TASK DETAILS> In the material below, the lines containing the word "value" are required; copy each of them.

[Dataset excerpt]
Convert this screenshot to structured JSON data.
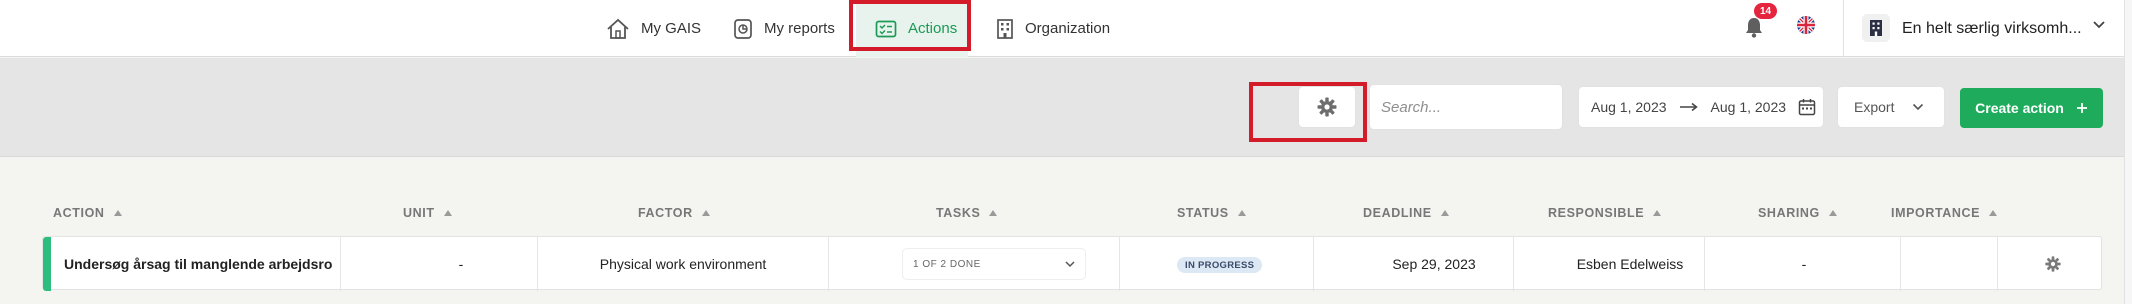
{
  "nav": {
    "items": [
      {
        "label": "My GAIS",
        "icon": "home-icon"
      },
      {
        "label": "My reports",
        "icon": "reports-icon"
      },
      {
        "label": "Actions",
        "icon": "actions-icon",
        "active": true
      },
      {
        "label": "Organization",
        "icon": "building-icon"
      }
    ]
  },
  "header": {
    "notification_count": "14",
    "language_icon": "uk-flag-icon",
    "organization_name": "En helt særlig virksomh..."
  },
  "toolbar": {
    "settings_icon": "gear-icon",
    "search_placeholder": "Search...",
    "date_from": "Aug 1, 2023",
    "date_to": "Aug 1, 2023",
    "export_label": "Export",
    "create_label": "Create action"
  },
  "table": {
    "columns": [
      "ACTION",
      "UNIT",
      "FACTOR",
      "TASKS",
      "STATUS",
      "DEADLINE",
      "RESPONSIBLE",
      "SHARING",
      "IMPORTANCE"
    ],
    "rows": [
      {
        "action": "Undersøg årsag til manglende arbejdsro",
        "unit": "-",
        "factor": "Physical work environment",
        "tasks": "1 OF 2 DONE",
        "status": "IN PROGRESS",
        "deadline": "Sep 29, 2023",
        "responsible": "Esben Edelweiss",
        "sharing": "-",
        "importance": ""
      }
    ]
  },
  "colors": {
    "accent": "#1eac5c",
    "active_nav_bg": "#e9f3ee",
    "highlight_box": "#d31b2a",
    "badge": "#e5243d",
    "status_pill": "#dce8f4"
  }
}
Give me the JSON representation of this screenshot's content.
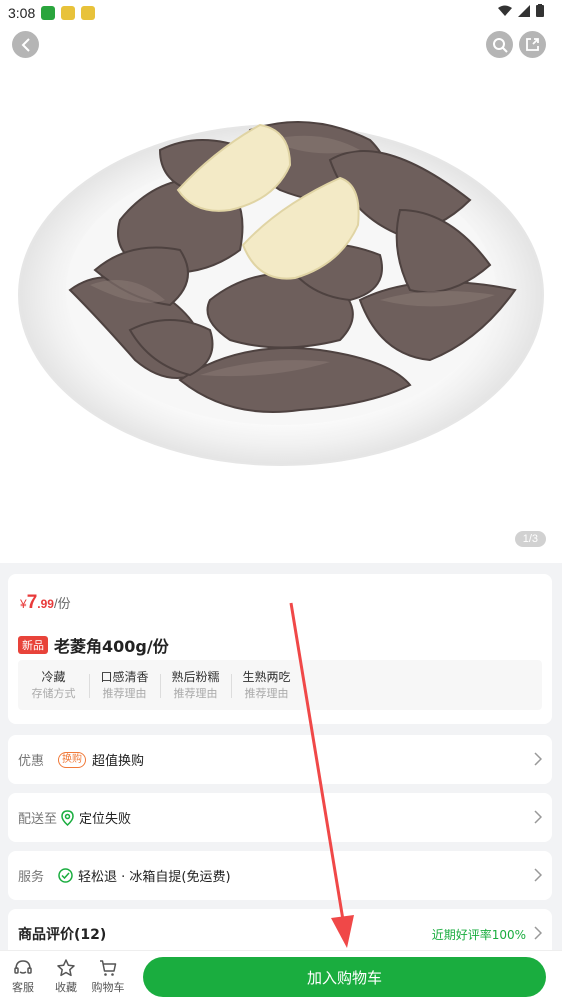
{
  "status_bar": {
    "time": "3:08",
    "app_icons": [
      "aisen-app-icon",
      "game-app-icon",
      "game-app-icon"
    ]
  },
  "hero": {
    "image_counter": "1/3"
  },
  "product": {
    "price": {
      "symbol": "¥",
      "integer": "7",
      "decimal": ".99",
      "unit": "/份"
    },
    "badge": "新品",
    "title": "老菱角400g/份",
    "attributes": [
      {
        "value": "冷藏",
        "key": "存储方式"
      },
      {
        "value": "口感清香",
        "key": "推荐理由"
      },
      {
        "value": "熟后粉糯",
        "key": "推荐理由"
      },
      {
        "value": "生熟两吃",
        "key": "推荐理由"
      }
    ]
  },
  "promo": {
    "label": "优惠",
    "badge": "换购",
    "text": "超值换购"
  },
  "delivery": {
    "label": "配送至",
    "text": "定位失败"
  },
  "service": {
    "label": "服务",
    "text": "轻松退 · 冰箱自提(免运费)"
  },
  "reviews": {
    "title": "商品评价(12)",
    "rate": "近期好评率100%"
  },
  "bottom_bar": {
    "tabs": [
      {
        "label": "客服",
        "icon": "customer-service-icon"
      },
      {
        "label": "收藏",
        "icon": "star-icon"
      },
      {
        "label": "购物车",
        "icon": "cart-icon"
      }
    ],
    "add_to_cart": "加入购物车"
  },
  "colors": {
    "accent_green": "#1aad3f",
    "price_red": "#e83a3a",
    "annotation_red": "#f04848"
  }
}
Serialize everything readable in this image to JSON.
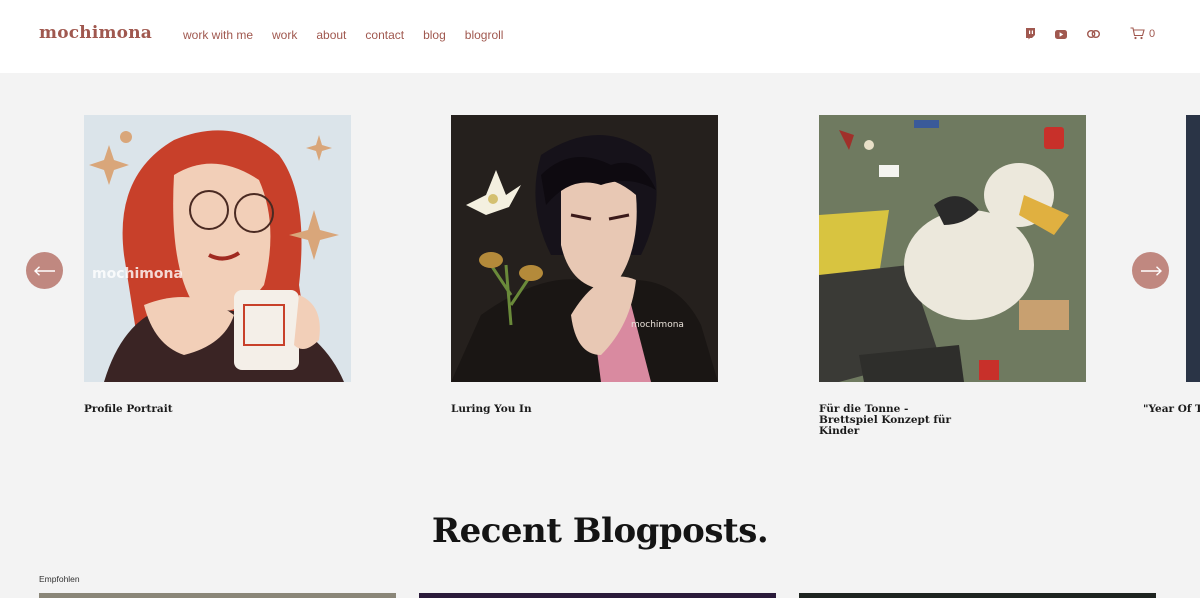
{
  "header": {
    "logo": "mochimona",
    "nav": [
      "work with me",
      "work",
      "about",
      "contact",
      "blog",
      "blogroll"
    ],
    "social_icons": [
      "twitch-icon",
      "youtube-icon",
      "link-icon"
    ],
    "cart_count": "0"
  },
  "carousel": {
    "slides": [
      {
        "caption": "Profile Portrait",
        "watermark": "mochimona"
      },
      {
        "caption": "Luring You In",
        "watermark": "mochimona"
      },
      {
        "caption": "Für die Tonne - Brettspiel Konzept für Kinder"
      },
      {
        "caption": "\"Year Of Th Illustratio"
      }
    ],
    "prev_icon": "arrow-left-icon",
    "next_icon": "arrow-right-icon"
  },
  "blog": {
    "title": "Recent Blogposts.",
    "tag": "Empfohlen"
  },
  "colors": {
    "accent": "#a0584f",
    "arrow_bg": "#c08880",
    "page_bg": "#f3f3f3"
  }
}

ANSWER FOR THE TASK>
        "value": "冷藏",
        "value": "口感清香",
        "value": "熟后粉糯",
        "value": "生熟两吃",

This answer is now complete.